→ **Given task**:
Look through the data for the string "ylabel". Copy every line where it is found.

Records
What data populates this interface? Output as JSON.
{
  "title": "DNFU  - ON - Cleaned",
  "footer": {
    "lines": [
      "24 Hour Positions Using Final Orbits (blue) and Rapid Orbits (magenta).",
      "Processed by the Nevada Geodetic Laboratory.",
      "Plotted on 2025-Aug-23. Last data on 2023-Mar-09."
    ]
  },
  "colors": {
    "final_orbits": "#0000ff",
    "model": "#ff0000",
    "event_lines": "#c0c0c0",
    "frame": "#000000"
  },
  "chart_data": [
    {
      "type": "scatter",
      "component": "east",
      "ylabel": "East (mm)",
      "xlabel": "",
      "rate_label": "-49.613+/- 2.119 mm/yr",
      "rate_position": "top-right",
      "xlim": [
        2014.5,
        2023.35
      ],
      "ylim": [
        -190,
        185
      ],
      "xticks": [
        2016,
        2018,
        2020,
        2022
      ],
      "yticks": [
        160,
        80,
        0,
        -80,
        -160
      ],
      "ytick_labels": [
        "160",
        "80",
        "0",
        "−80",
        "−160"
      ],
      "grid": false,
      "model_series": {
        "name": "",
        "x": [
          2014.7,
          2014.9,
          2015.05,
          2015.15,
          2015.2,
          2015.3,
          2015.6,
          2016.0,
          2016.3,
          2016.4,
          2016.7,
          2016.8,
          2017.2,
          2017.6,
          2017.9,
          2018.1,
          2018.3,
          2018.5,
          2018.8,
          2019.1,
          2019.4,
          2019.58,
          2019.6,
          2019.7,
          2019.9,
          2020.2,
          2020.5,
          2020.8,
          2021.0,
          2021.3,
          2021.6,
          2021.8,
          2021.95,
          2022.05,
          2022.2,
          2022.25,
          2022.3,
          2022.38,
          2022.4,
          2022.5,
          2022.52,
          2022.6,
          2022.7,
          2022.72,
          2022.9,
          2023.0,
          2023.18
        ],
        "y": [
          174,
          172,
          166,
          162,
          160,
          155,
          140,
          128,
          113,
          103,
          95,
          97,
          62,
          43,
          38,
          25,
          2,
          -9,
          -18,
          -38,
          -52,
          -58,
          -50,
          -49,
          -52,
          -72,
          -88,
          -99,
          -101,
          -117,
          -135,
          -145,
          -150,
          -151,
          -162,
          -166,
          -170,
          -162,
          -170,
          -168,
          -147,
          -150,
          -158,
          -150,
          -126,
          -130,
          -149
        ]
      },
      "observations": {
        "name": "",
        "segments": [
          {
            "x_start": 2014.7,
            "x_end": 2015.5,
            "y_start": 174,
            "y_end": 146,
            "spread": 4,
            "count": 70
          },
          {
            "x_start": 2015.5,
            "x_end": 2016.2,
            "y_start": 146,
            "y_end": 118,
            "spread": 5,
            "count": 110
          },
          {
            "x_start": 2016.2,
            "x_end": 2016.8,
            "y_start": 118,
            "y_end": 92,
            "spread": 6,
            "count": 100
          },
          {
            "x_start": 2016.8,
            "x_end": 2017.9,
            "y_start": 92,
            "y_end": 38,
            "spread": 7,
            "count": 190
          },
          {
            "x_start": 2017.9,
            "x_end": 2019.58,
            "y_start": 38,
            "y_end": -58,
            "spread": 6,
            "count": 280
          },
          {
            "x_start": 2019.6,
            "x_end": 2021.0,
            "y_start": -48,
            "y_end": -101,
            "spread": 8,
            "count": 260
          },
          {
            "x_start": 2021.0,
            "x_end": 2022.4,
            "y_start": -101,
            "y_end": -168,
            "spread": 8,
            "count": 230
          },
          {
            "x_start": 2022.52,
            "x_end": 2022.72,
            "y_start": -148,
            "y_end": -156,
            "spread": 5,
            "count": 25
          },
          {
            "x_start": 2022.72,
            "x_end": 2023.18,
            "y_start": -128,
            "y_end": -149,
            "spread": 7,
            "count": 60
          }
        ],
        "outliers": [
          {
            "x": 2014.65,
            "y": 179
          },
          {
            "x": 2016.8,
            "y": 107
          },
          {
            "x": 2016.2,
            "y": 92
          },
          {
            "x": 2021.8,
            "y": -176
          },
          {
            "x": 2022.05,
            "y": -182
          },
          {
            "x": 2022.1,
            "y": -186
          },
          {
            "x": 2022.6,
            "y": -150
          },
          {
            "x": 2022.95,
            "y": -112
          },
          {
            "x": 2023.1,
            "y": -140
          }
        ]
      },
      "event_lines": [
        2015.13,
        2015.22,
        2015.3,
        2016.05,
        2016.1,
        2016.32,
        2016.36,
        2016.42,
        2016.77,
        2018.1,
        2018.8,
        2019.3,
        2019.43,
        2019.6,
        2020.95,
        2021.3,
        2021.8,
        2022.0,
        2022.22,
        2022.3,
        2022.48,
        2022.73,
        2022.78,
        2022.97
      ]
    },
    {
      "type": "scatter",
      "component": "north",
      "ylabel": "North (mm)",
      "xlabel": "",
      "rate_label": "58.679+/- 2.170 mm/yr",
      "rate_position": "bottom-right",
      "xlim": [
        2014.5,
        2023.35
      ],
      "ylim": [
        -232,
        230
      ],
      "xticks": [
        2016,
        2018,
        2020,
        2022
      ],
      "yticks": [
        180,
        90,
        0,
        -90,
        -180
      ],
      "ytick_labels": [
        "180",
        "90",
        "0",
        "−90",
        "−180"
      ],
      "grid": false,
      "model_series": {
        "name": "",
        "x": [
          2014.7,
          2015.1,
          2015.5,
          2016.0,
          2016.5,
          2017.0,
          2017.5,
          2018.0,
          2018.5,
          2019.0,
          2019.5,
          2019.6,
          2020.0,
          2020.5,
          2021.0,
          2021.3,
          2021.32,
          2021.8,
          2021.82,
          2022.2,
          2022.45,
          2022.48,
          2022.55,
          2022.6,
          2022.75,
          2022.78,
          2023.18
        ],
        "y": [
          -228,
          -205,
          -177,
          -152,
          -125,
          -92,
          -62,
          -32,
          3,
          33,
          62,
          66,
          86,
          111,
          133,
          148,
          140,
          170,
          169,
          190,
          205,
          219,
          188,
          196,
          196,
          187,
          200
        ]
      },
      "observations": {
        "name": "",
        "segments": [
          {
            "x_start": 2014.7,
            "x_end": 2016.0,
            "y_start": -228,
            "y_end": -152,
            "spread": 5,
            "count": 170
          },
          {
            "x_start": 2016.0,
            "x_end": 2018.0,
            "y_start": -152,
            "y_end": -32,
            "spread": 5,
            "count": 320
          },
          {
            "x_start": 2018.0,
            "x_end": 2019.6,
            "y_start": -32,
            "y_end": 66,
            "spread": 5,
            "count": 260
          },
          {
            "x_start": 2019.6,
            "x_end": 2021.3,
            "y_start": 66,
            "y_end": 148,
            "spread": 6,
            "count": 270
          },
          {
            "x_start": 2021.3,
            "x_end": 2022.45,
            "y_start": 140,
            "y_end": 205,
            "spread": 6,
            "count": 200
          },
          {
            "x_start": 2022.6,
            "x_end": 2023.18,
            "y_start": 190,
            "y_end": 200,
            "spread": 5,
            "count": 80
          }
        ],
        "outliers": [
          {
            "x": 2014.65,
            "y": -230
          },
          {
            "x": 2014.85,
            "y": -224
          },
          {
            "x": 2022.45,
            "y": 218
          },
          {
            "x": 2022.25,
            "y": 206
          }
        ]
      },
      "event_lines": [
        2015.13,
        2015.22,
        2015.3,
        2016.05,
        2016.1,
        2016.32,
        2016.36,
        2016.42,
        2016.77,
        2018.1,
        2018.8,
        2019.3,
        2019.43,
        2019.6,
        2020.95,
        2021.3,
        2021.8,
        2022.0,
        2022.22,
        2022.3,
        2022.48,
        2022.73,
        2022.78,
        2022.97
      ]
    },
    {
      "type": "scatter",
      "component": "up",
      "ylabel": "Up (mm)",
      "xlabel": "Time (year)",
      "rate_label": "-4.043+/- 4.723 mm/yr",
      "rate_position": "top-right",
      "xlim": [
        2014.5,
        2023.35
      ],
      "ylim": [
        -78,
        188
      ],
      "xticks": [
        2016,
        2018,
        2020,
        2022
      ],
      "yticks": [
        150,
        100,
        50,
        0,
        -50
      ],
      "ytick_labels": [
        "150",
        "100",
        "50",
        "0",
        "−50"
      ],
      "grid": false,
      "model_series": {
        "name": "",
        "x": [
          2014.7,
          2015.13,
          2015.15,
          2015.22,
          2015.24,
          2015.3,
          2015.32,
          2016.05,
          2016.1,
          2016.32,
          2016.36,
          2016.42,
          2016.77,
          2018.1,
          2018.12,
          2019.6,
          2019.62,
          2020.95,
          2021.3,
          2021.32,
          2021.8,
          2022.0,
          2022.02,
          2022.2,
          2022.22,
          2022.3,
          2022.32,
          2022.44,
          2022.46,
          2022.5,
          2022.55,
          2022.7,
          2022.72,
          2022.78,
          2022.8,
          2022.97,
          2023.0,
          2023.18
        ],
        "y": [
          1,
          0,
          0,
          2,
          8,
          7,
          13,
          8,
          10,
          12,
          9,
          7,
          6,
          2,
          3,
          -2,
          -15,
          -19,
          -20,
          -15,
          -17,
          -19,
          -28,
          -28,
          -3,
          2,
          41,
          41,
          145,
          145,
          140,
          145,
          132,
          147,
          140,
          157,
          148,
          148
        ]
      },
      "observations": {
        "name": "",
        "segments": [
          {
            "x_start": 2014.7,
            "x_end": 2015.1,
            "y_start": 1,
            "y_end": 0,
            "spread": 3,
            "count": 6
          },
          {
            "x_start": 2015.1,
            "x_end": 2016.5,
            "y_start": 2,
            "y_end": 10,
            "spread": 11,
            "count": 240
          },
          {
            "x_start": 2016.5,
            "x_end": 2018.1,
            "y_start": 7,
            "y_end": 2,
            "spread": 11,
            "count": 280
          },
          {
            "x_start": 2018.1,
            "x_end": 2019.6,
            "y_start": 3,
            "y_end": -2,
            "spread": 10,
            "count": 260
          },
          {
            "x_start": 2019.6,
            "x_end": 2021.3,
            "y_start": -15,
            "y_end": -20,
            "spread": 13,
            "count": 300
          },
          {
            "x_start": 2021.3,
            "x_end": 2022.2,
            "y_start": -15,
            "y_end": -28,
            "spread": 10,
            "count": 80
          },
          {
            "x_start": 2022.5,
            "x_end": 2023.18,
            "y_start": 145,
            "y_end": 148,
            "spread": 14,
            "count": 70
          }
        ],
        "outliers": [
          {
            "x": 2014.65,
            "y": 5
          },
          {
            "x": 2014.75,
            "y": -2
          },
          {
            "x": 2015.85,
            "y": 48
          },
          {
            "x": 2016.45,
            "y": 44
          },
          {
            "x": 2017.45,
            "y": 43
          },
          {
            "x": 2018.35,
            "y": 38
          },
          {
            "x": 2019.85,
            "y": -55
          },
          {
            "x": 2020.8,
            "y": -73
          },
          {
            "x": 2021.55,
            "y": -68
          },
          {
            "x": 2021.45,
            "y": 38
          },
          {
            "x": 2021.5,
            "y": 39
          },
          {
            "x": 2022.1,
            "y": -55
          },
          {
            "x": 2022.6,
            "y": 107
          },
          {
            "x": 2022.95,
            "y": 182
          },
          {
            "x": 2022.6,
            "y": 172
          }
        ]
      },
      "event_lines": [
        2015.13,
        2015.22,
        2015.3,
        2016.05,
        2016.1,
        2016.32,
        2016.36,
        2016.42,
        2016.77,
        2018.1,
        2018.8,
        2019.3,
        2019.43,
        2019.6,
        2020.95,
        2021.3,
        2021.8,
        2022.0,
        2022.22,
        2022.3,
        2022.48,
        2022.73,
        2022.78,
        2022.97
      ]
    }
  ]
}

→ **Final result**:
      "ylabel": "East (mm)",
      "ylabel": "North (mm)",
      "ylabel": "Up (mm)",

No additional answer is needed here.